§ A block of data
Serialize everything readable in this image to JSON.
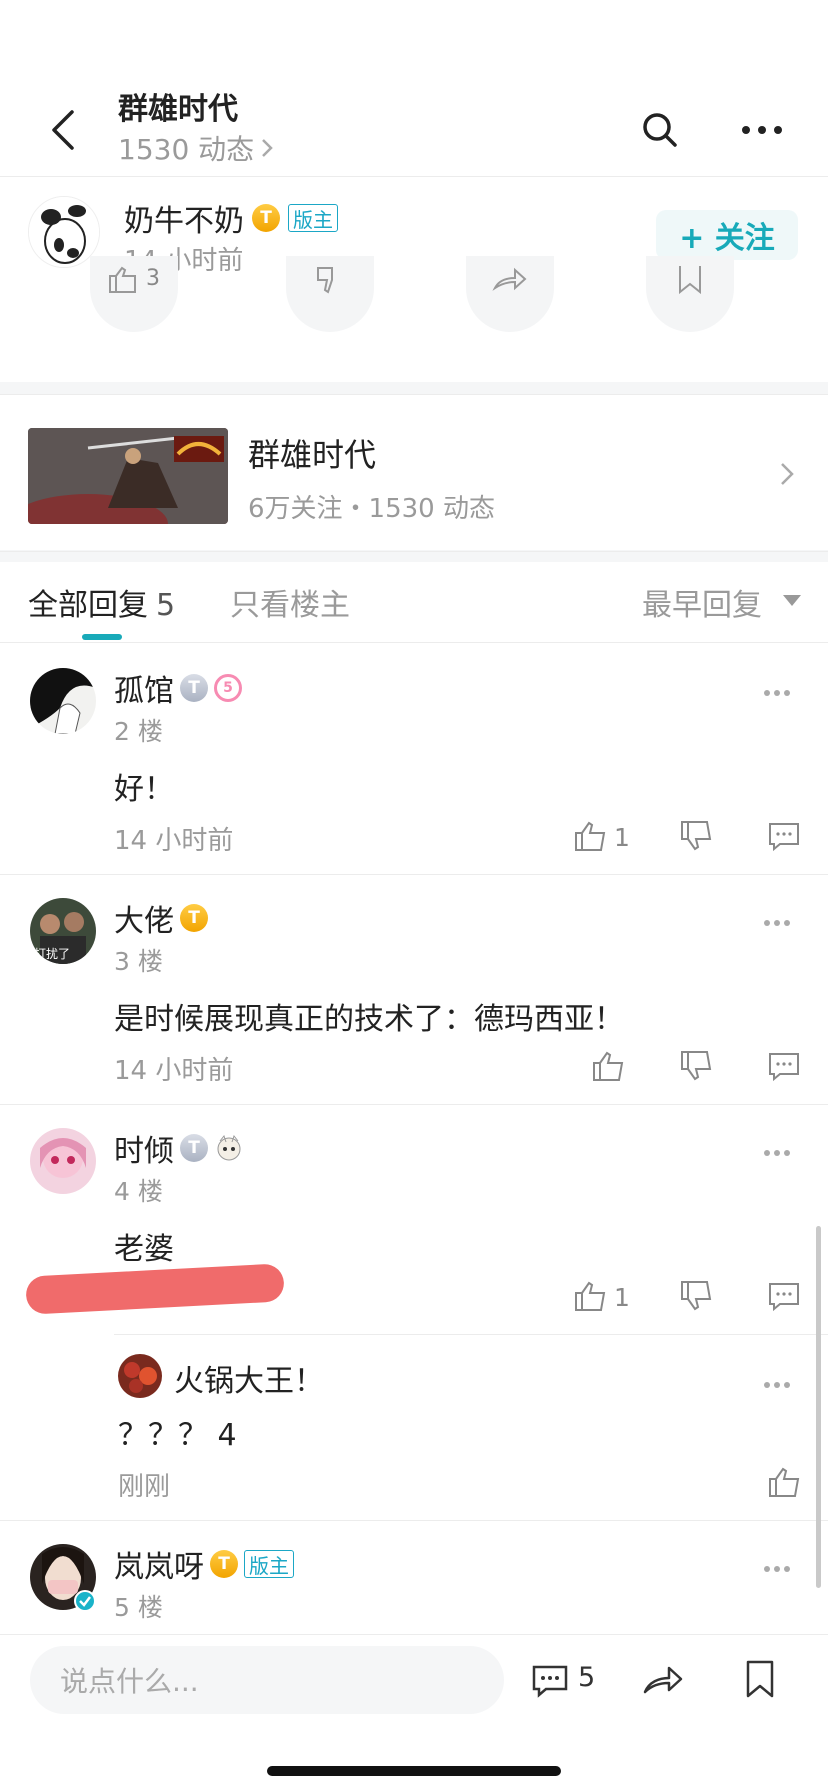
{
  "header": {
    "title": "群雄时代",
    "subtitle": "1530 动态"
  },
  "author": {
    "name": "奶牛不奶",
    "level_badge": "T",
    "role_badge": "版主",
    "time": "14 小时前",
    "follow_label": "+ 关注"
  },
  "post_actions": {
    "like_count": "3"
  },
  "topic": {
    "title": "群雄时代",
    "stats": "6万关注・1530 动态"
  },
  "tabs": {
    "all_label": "全部回复",
    "all_count": "5",
    "owner_label": "只看楼主",
    "sort_label": "最早回复"
  },
  "comments": [
    {
      "name": "孤馆",
      "level_badge": "T",
      "extra_badge": "5",
      "floor": "2 楼",
      "text": "好！",
      "time": "14 小时前",
      "like_count": "1"
    },
    {
      "name": "大佬",
      "level_badge": "T",
      "floor": "3 楼",
      "text": "是时候展现真正的技术了：德玛西亚！",
      "time": "14 小时前",
      "like_count": ""
    },
    {
      "name": "时倾",
      "level_badge": "T",
      "floor": "4 楼",
      "text": "老婆",
      "time": "",
      "like_count": "1",
      "reply": {
        "name": "火锅大王！",
        "text": "？？？ 4",
        "time": "刚刚"
      }
    },
    {
      "name": "岚岚呀",
      "level_badge": "T",
      "role_badge": "版主",
      "floor": "5 楼"
    }
  ],
  "bottom_bar": {
    "input_placeholder": "说点什么...",
    "comment_count": "5"
  },
  "colors": {
    "accent": "#18aab9",
    "badge_gold": "#f2a400",
    "strike_red": "#f06b6b"
  }
}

§ Task brief
Where a line in the material contains "time", copy that line.

§ Answer
    "time": "14 小时前",
      "time": "14 小时前",
      "time": "14 小时前",
      "time": "",
        "time": "刚刚"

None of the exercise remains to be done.